Task description |
Exactly and only the lines from the one containing "Serialize everything readable" through the close of the entries below are to be set down.

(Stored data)

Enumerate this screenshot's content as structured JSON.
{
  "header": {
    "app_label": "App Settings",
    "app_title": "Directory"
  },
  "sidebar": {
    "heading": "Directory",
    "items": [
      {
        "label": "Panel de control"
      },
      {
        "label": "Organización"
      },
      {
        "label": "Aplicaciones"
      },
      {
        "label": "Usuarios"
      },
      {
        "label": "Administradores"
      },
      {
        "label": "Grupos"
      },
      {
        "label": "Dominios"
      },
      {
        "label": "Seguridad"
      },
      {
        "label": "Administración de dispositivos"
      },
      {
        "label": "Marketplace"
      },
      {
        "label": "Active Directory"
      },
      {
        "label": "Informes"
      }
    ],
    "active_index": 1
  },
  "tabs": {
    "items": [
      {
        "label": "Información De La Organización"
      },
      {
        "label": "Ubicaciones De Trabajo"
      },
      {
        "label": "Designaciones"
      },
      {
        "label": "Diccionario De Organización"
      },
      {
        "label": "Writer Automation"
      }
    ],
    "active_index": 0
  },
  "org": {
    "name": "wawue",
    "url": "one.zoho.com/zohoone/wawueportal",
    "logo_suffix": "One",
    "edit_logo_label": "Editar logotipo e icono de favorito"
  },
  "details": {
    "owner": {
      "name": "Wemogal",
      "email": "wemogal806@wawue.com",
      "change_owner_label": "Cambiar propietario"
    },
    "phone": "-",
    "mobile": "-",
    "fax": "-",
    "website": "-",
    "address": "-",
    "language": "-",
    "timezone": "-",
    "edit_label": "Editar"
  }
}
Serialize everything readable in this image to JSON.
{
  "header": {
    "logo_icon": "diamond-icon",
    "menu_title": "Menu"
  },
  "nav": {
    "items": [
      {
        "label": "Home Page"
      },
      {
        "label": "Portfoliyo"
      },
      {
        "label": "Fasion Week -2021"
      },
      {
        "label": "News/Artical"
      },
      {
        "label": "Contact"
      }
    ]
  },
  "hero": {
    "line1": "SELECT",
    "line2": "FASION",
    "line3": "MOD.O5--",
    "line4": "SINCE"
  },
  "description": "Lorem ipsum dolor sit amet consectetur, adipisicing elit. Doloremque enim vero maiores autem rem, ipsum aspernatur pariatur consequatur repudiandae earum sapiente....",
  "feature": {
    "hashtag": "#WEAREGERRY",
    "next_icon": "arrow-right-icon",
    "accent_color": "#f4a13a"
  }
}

Task solution |
Serialize everything readable in this image to JSON.
{
  "header": {
    "logo_icon": "diamond-icon",
    "menu_title": "Menu"
  },
  "nav": {
    "items": [
      {
        "label": "Home Page"
      },
      {
        "label": "Portfoliyo"
      },
      {
        "label": "Fasion Week -2021"
      },
      {
        "label": "News/Artical"
      },
      {
        "label": "Contact"
      }
    ]
  },
  "hero": {
    "line1": "SELECT",
    "line2": "FASION",
    "line3": "MOD.O5--",
    "line4": "SINCE"
  },
  "description": "Lorem ipsum dolor sit amet consectetur, adipisicing elit. Doloremque enim vero maiores autem rem, ipsum aspernatur pariatur consequatur repudiandae earum sapiente....",
  "feature": {
    "hashtag": "#WEAREGERRY",
    "next_icon": "arrow-right-icon",
    "accent_color": "#f4a13a"
  }
}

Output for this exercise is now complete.